## Description of the task
Gather each line of the entries below that includes "text".

(Recorded data)
════════

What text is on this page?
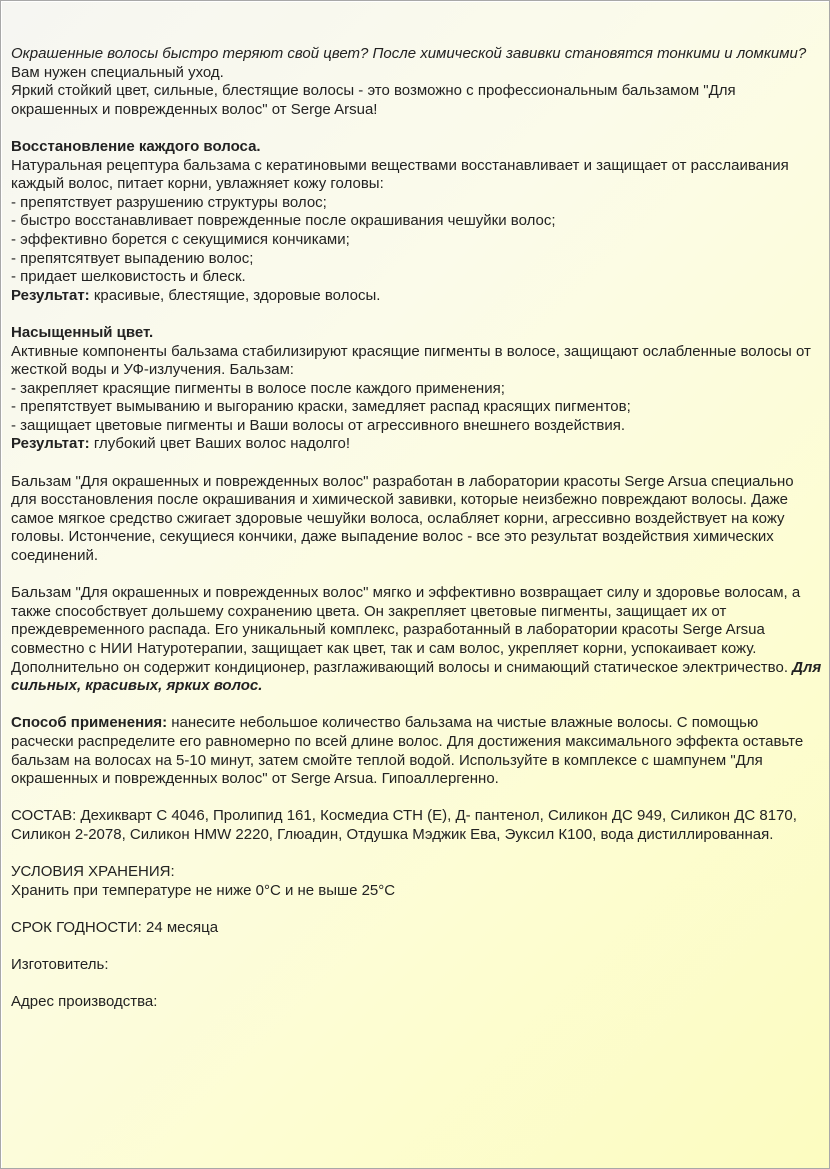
Окрашенные волосы быстро теряют свой цвет? После химической завивки становятся тонкими и ломкими? Вам нужен специальный уход.

Яркий стойкий цвет, сильные, блестящие волосы - это возможно с профессиональным бальзамом "Для окрашенных и поврежденных волос" от Serge Arsua!

Восстановление каждого волоса.

Натуральная рецептура бальзама с кератиновыми веществами восстанавливает и защищает от расслаивания каждый волос, питает корни, увлажняет кожу головы:

- препятствует разрушению структуры волос;

- быстро восстанавливает поврежденные после окрашивания чешуйки волос;

- эффективно борется с секущимися кончиками;

- препятсятвует выпадению волос;

- придает шелковистость и блеск.

Результат: красивые, блестящие, здоровые волосы.

Насыщенный цвет.

Активные компоненты бальзама стабилизируют красящие пигменты в волосе, защищают ослабленные волосы от жесткой воды и УФ-излучения. Бальзам:

- закрепляет красящие пигменты в волосе после каждого применения;

- препятствует вымыванию и выгоранию краски, замедляет распад красящих пигментов;

- защищает цветовые пигменты и Ваши волосы от агрессивного внешнего воздействия.

Результат: глубокий цвет Ваших волос надолго!

Бальзам "Для окрашенных и поврежденных волос" разработан в лаборатории красоты Serge Arsua специально для восстановления после окрашивания и химической завивки, которые неизбежно повреждают волосы. Даже самое мягкое средство сжигает здоровые чешуйки волоса, ослабляет корни, агрессивно воздействует на кожу головы. Истончение, секущиеся кончики, даже выпадение волос - все это результат воздействия химических соединений.

Бальзам "Для окрашенных и поврежденных волос" мягко и эффективно возвращает силу и здоровье волосам, а также способствует дольшему сохранению цвета. Он закрепляет цветовые пигменты, защищает их от преждевременного распада. Его уникальный комплекс, разработанный в лаборатории красоты Serge Arsua совместно с НИИ Натуротерапии, защищает как цвет, так и сам волос, укрепляет корни, успокаивает кожу. Дополнительно он содержит кондиционер, разглаживающий волосы и снимающий статическое электричество. Для сильных, красивых, ярких волос.

Способ применения: нанесите небольшое количество бальзама на чистые влажные волосы. С помощью расчески распределите его равномерно по всей длине волос. Для достижения максимального эффекта оставьте бальзам на волосах на 5-10 минут, затем смойте теплой водой. Используйте в комплексе с шампунем "Для окрашенных и поврежденных волос" от Serge Arsua. Гипоаллергенно.

СОСТАВ: Дехикварт С 4046, Пролипид 161, Космедиа СТН (Е), Д- пантенол, Силикон ДС 949, Силикон ДС 8170, Силикон 2-2078, Силикон НМW 2220, Глюадин, Отдушка Мэджик Ева, Эуксил К100, вода дистиллированная.

УСЛОВИЯ ХРАНЕНИЯ:

Хранить при температуре не ниже 0°С и не выше 25°С

СРОК ГОДНОСТИ: 24 месяца

Изготовитель:

Адрес производства:
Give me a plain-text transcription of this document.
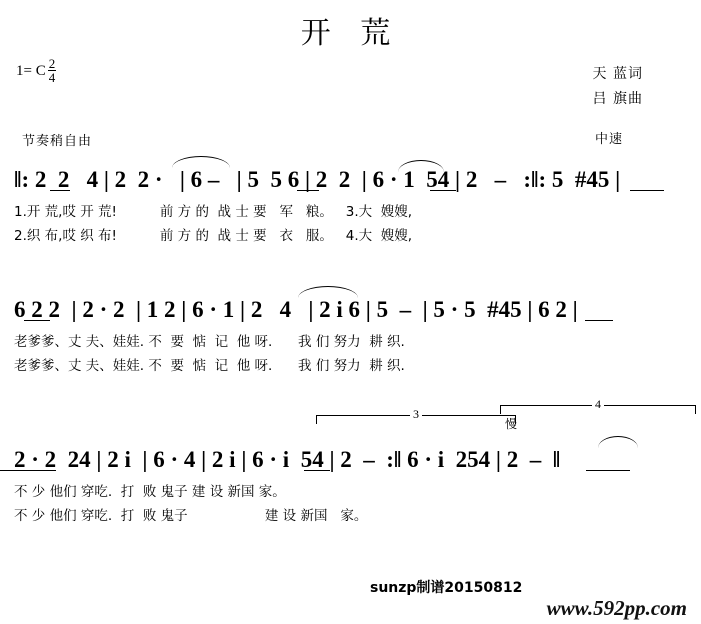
开 荒
1= C $\frac{2}{4}$	天 蓝词
吕 旗曲
中速
节奏稍自由
‖: 2  2   4 | 2  2 ·   | 6 –   | 5  5 6 | 2  2  | 6 · 1  54 | 2   –   :‖: 5  #45 |
1.开 荒,哎 开 荒!          前 方 的  战 士 要   军   粮。   3.大  嫂嫂,
2.织 布,哎 织 布!          前 方 的  战 士 要   衣   服。   4.大  嫂嫂,
6 2 2  | 2 · 2  | 1 2 | 6 · 1 | 2   4   | 2 i 6 | 5  –  | 5 · 5  #45 | 6 2 |
老爹爹、丈 夫、娃娃. 不  要  惦  记  他 呀.      我 们 努力  耕 织.
老爹爹、丈 夫、娃娃. 不  要  惦  记  他 呀.      我 们 努力  耕 织.
3
4
慢
2 · 2  24 | 2 i  | 6 · 4 | 2 i | 6 · i  54 | 2  –  :‖ 6 · i  254 | 2  –  ‖
不 少 他们 穿吃.  打  败 鬼子 建 设 新国 家。
不 少 他们 穿吃.  打  败 鬼子                  建 设 新国   家。
sunzp制谱20150812
www.592pp.com
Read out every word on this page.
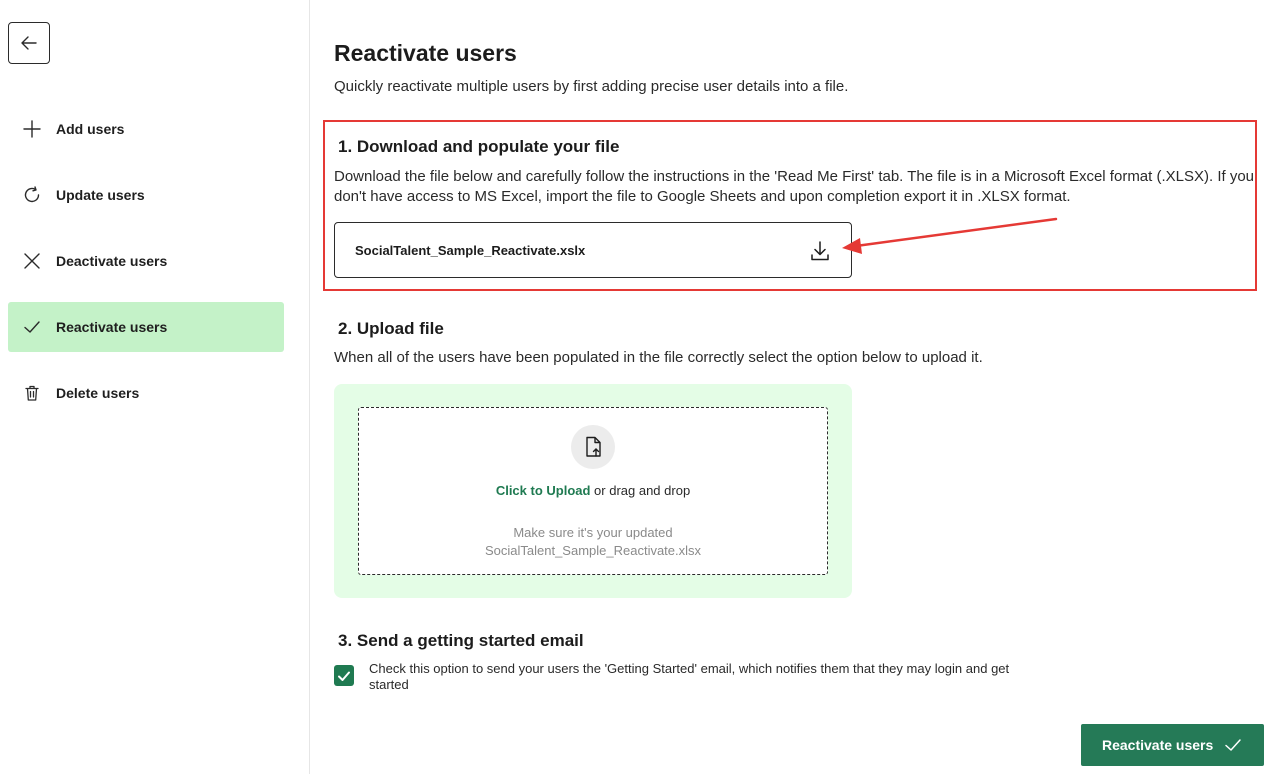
Add users
Update users
Deactivate users
Reactivate users
Delete users
Reactivate users

Quickly reactivate multiple users by first adding precise user details into a file.

1. Download and populate your file

Download the file below and carefully follow the instructions in the 'Read Me First' tab. The file is in a Microsoft Excel format (.XLSX). If you don't have access to MS Excel, import the file to Google Sheets and upon completion export it in .XLSX format.

SocialTalent_Sample_Reactivate.xslx
2. Upload file

When all of the users have been populated in the file correctly select the option below to upload it.

Click to Upload or drag and drop
Make sure it's your updated
SocialTalent_Sample_Reactivate.xlsx
3. Send a getting started email

Check this option to send your users the 'Getting Started' email, which notifies them that they may login and get started

Reactivate users
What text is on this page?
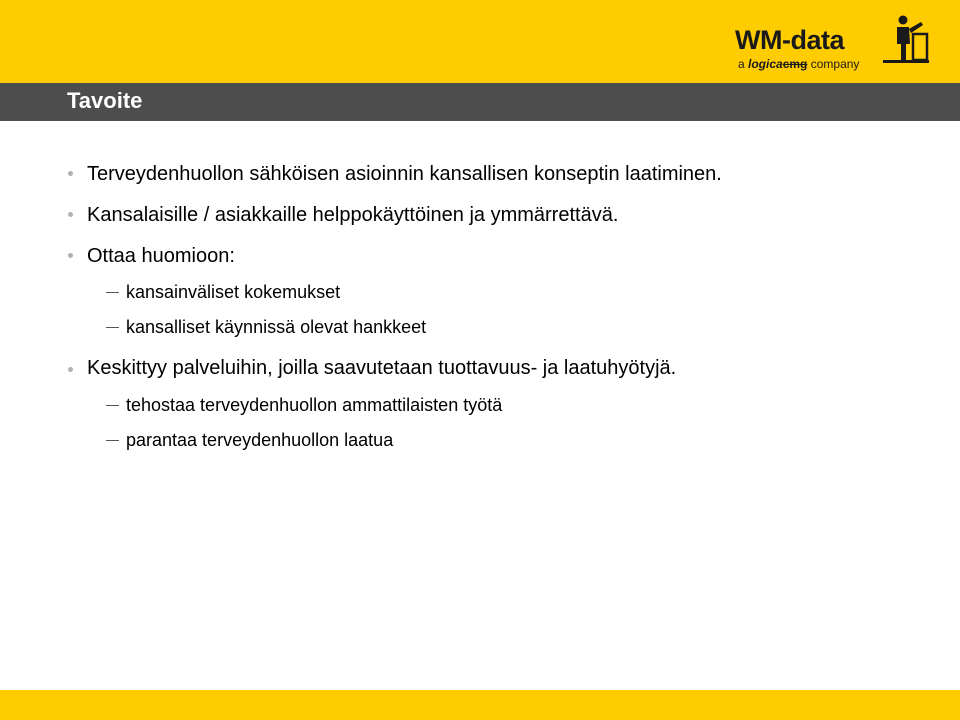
WM-data
a logicacmg company
Tavoite
Terveydenhuollon sähköisen asioinnin kansallisen konseptin laatiminen.
Kansalaisille / asiakkaille helppokäyttöinen ja ymmärrettävä.
Ottaa huomioon:
kansainväliset kokemukset
kansalliset käynnissä olevat hankkeet
Keskittyy palveluihin, joilla saavutetaan tuottavuus- ja laatuhyötyjä.
tehostaa terveydenhuollon ammattilaisten työtä
parantaa terveydenhuollon laatua
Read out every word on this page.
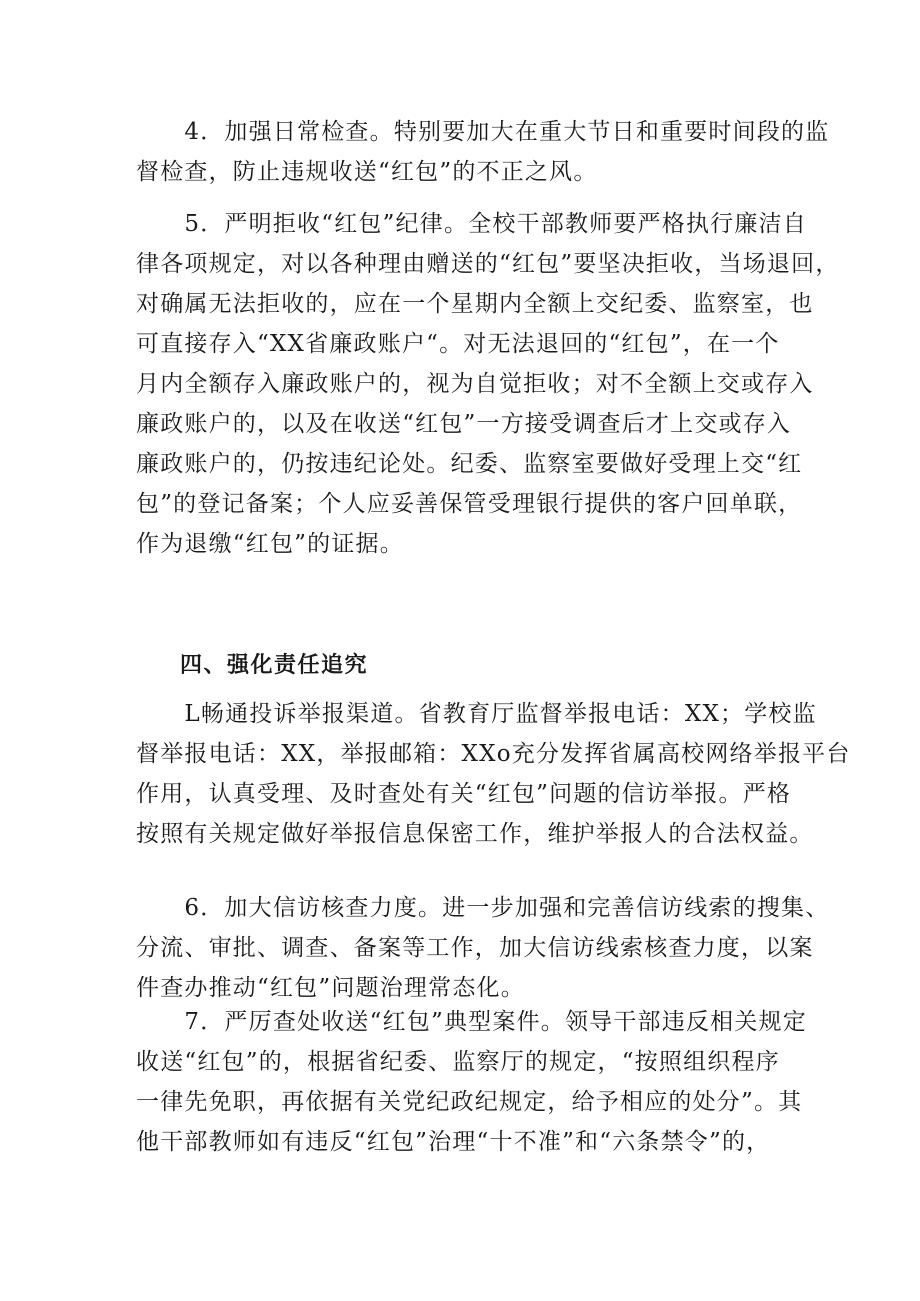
　　4．加强日常检查。特别要加大在重大节日和重要时间段的监
督检查，防止违规收送“红包”的不正之风。
　　5．严明拒收“红包”纪律。全校干部教师要严格执行廉洁自
律各项规定，对以各种理由赠送的“红包”要坚决拒收，当场退回，
对确属无法拒收的，应在一个星期内全额上交纪委、监察室，也
可直接存入“XX省廉政账户“。对无法退回的“红包”，在一个
月内全额存入廉政账户的，视为自觉拒收；对不全额上交或存入
廉政账户的，以及在收送“红包”一方接受调查后才上交或存入
廉政账户的，仍按违纪论处。纪委、监察室要做好受理上交“红
包”的登记备案；个人应妥善保管受理银行提供的客户回单联，
作为退缴“红包”的证据。
四、强化责任追究
　　L畅通投诉举报渠道。省教育厅监督举报电话：XX；学校监
督举报电话：XX，举报邮箱：XXo充分发挥省属高校网络举报平台
作用，认真受理、及时查处有关“红包”问题的信访举报。严格
按照有关规定做好举报信息保密工作，维护举报人的合法权益。
　　6．加大信访核查力度。进一步加强和完善信访线索的搜集、
分流、审批、调查、备案等工作，加大信访线索核查力度，以案
件查办推动“红包”问题治理常态化。
　　7．严厉查处收送“红包”典型案件。领导干部违反相关规定
收送“红包”的，根据省纪委、监察厅的规定，“按照组织程序
一律先免职，再依据有关党纪政纪规定，给予相应的处分”。其
他干部教师如有违反“红包”治理“十不准”和“六条禁令”的，
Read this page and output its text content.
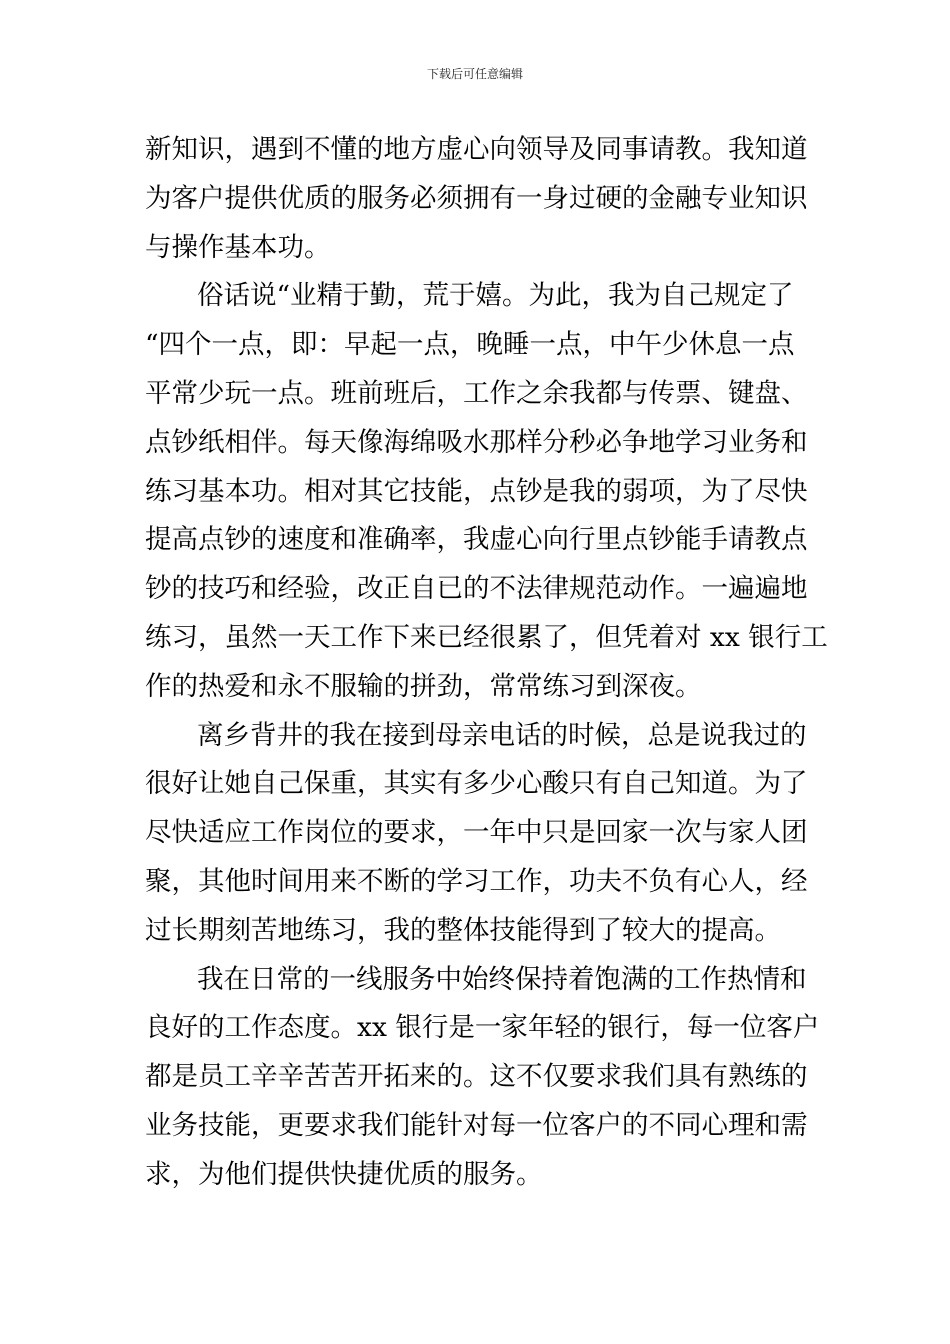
下载后可任意编辑
新知识，遇到不懂的地方虚心向领导及同事请教。我知道
为客户提供优质的服务必须拥有一身过硬的金融专业知识
与操作基本功。
俗话说“业精于勤，荒于嬉。为此，我为自己规定了
“四个一点，即：早起一点，晚睡一点，中午少休息一点
平常少玩一点。班前班后，工作之余我都与传票、键盘、
点钞纸相伴。每天像海绵吸水那样分秒必争地学习业务和
练习基本功。相对其它技能，点钞是我的弱项，为了尽快
提高点钞的速度和准确率，我虚心向行里点钞能手请教点
钞的技巧和经验，改正自已的不法律规范动作。一遍遍地
练习，虽然一天工作下来已经很累了，但凭着对 xx 银行工
作的热爱和永不服输的拼劲，常常练习到深夜。
离乡背井的我在接到母亲电话的时候，总是说我过的
很好让她自己保重，其实有多少心酸只有自己知道。为了
尽快适应工作岗位的要求，一年中只是回家一次与家人团
聚，其他时间用来不断的学习工作，功夫不负有心人，经
过长期刻苦地练习，我的整体技能得到了较大的提高。
我在日常的一线服务中始终保持着饱满的工作热情和
良好的工作态度。xx 银行是一家年轻的银行，每一位客户
都是员工辛辛苦苦开拓来的。这不仅要求我们具有熟练的
业务技能，更要求我们能针对每一位客户的不同心理和需
求，为他们提供快捷优质的服务。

════════

## Exercise answer
What text is on this page?
Give me a plain-text transcription of this document.
What text is on this page?
Read this page and output its text content.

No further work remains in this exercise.